[Given request] Lay out each line of the entries below as a Markdown table with the columns Row and Line, numbering the rows and skipping blank lines. Leave the pictures out of the table.

[Exercise data]
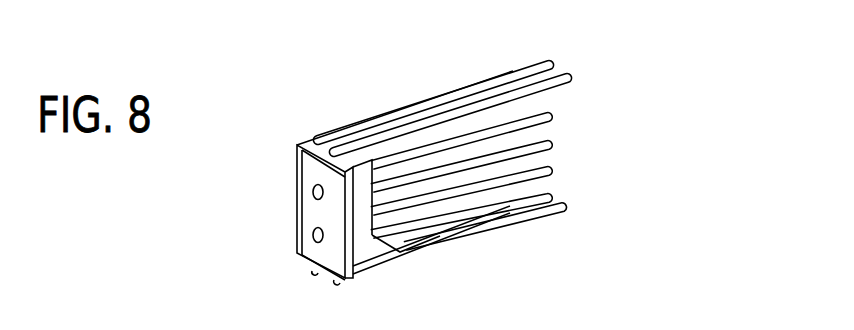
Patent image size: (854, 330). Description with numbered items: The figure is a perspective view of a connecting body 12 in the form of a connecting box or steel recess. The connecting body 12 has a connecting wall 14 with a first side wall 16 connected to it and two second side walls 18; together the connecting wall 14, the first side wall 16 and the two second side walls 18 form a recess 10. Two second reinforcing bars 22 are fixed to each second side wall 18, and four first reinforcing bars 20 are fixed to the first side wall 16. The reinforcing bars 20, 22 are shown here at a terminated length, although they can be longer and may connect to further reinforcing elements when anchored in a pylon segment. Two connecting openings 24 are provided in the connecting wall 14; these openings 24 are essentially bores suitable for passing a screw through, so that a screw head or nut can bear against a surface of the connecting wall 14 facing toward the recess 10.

The recess 10 is at (362, 160).
The connecting body 12 is at (354, 59).
The connecting wall 14 is at (307, 220).
The first side wall 16 is at (368, 185).
The second side wall 18 is at (300, 138).
The first reinforcing bar 20 is at (552, 100).
The second reinforcing bar 22 is at (506, 100).
The connecting opening 24 is at (313, 191).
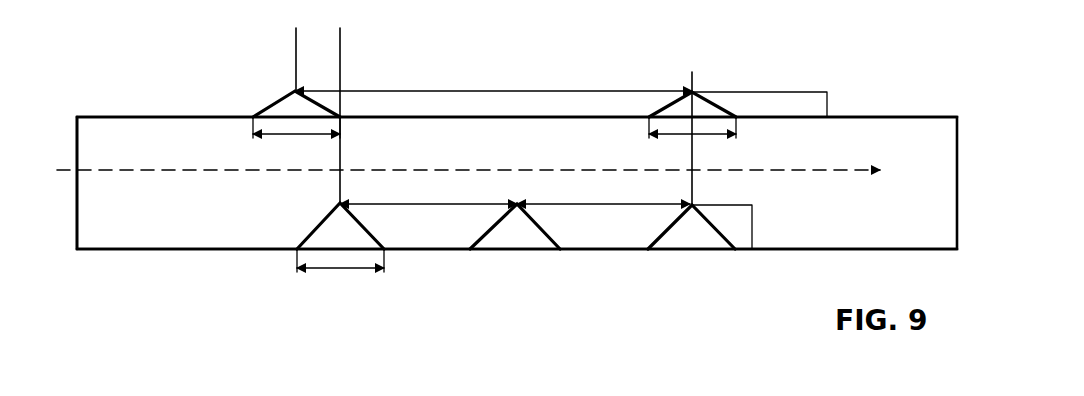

[Solution to the exercise]
| Row | Line |
|---|---|
| 1 | Patent image size: (854, 330). Description with numbered items: The figure is a perspective view of a connecting body 12 in the form of a connecting box or steel recess. The connecting body 12 has a connecting wall 14 with a first side wall 16 connected to it and two second side walls 18; together the connecting wall 14, the first side wall 16 and the two second side walls 18 form a recess 10. Two second reinforcing bars 22 are fixed to each second side wall 18, and four first reinforcing bars 20 are fixed to the first side wall 16. The reinforcing bars 20, 22 are shown here at a terminated length, although they can be longer and may connect to further reinforcing elements when anchored in a pylon segment. Two connecting openings 24 are provided in the connecting wall 14; these openings 24 are essentially bores suitable for passing a screw through, so that a screw head or nut can bear against a surface of the connecting wall 14 facing toward the recess 10. |
| 2 | The recess 10 is at (362, 160). |
| 3 | The connecting body 12 is at (354, 59). |
| 4 | The connecting wall 14 is at (307, 220). |
| 5 | The first side wall 16 is at (368, 185). |
| 6 | The second side wall 18 is at (300, 138). |
| 7 | The first reinforcing bar 20 is at (552, 100). |
| 8 | The second reinforcing bar 22 is at (506, 100). |
| 9 | The connecting opening 24 is at (313, 191). |